• **Set exercise**: Copy out the records in full, word for word, without pictures.

• **Task data**:
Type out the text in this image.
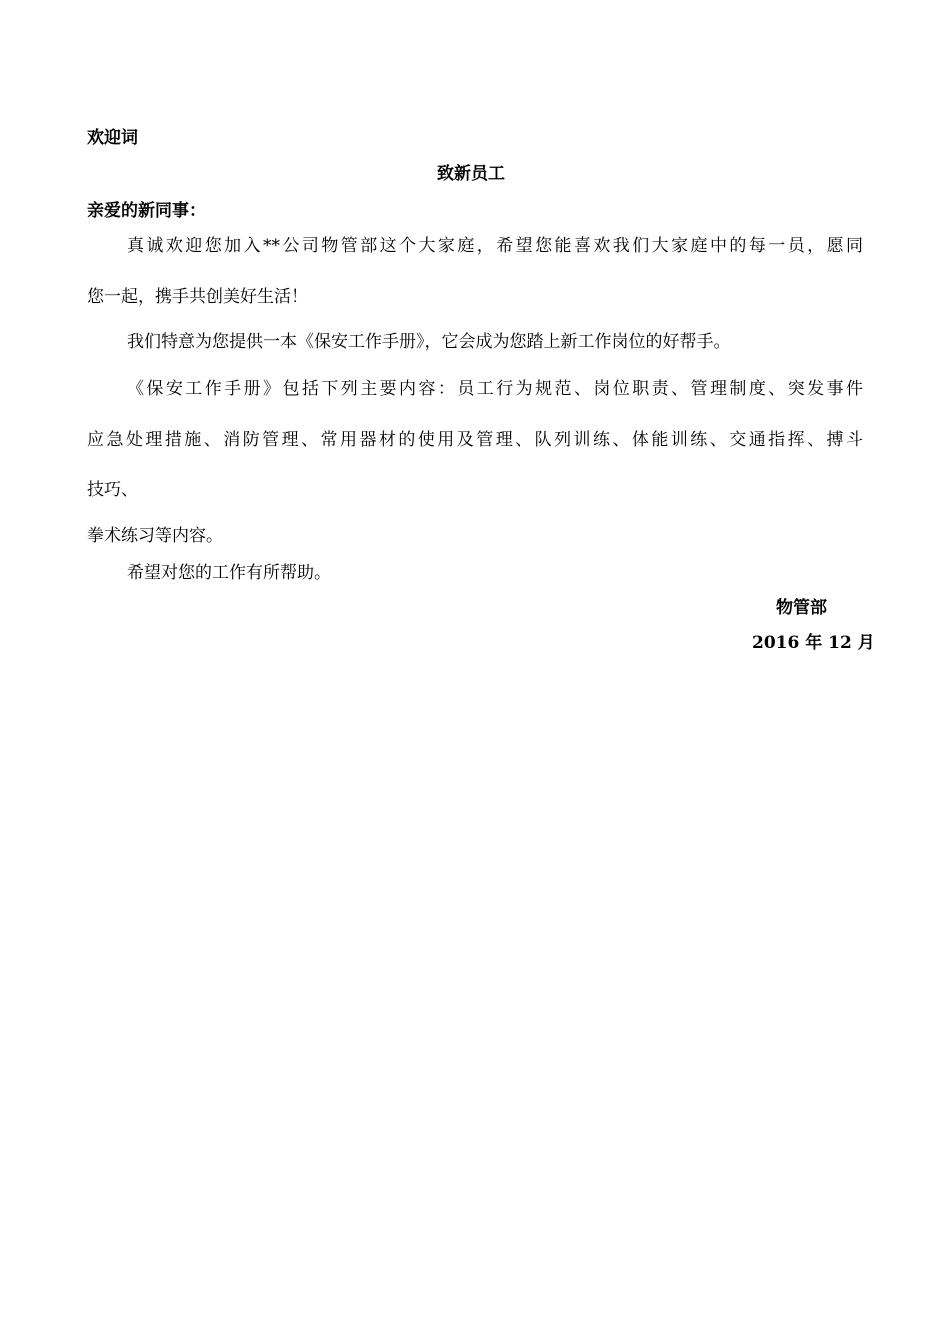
欢迎词
致新员工
亲爱的新同事：
真诚欢迎您加入**公司物管部这个大家庭，希望您能喜欢我们大家庭中的每一员，愿同
您一起，携手共创美好生活！
我们特意为您提供一本《保安工作手册》，它会成为您踏上新工作岗位的好帮手。
《保安工作手册》包括下列主要内容：员工行为规范、岗位职责、管理制度、突发事件
应急处理措施、消防管理、常用器材的使用及管理、队列训练、体能训练、交通指挥、搏斗
技巧、
拳术练习等内容。
希望对您的工作有所帮助。
物管部
2016 年 12 月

• **Solution to this task**:
Type out the text in this image.
欢迎词
致新员工
亲爱的新同事：
真诚欢迎您加入**公司物管部这个大家庭，希望您能喜欢我们大家庭中的每一员，愿同
您一起，携手共创美好生活！
我们特意为您提供一本《保安工作手册》，它会成为您踏上新工作岗位的好帮手。
《保安工作手册》包括下列主要内容：员工行为规范、岗位职责、管理制度、突发事件
应急处理措施、消防管理、常用器材的使用及管理、队列训练、体能训练、交通指挥、搏斗
技巧、
拳术练习等内容。
希望对您的工作有所帮助。
物管部
2016 年 12 月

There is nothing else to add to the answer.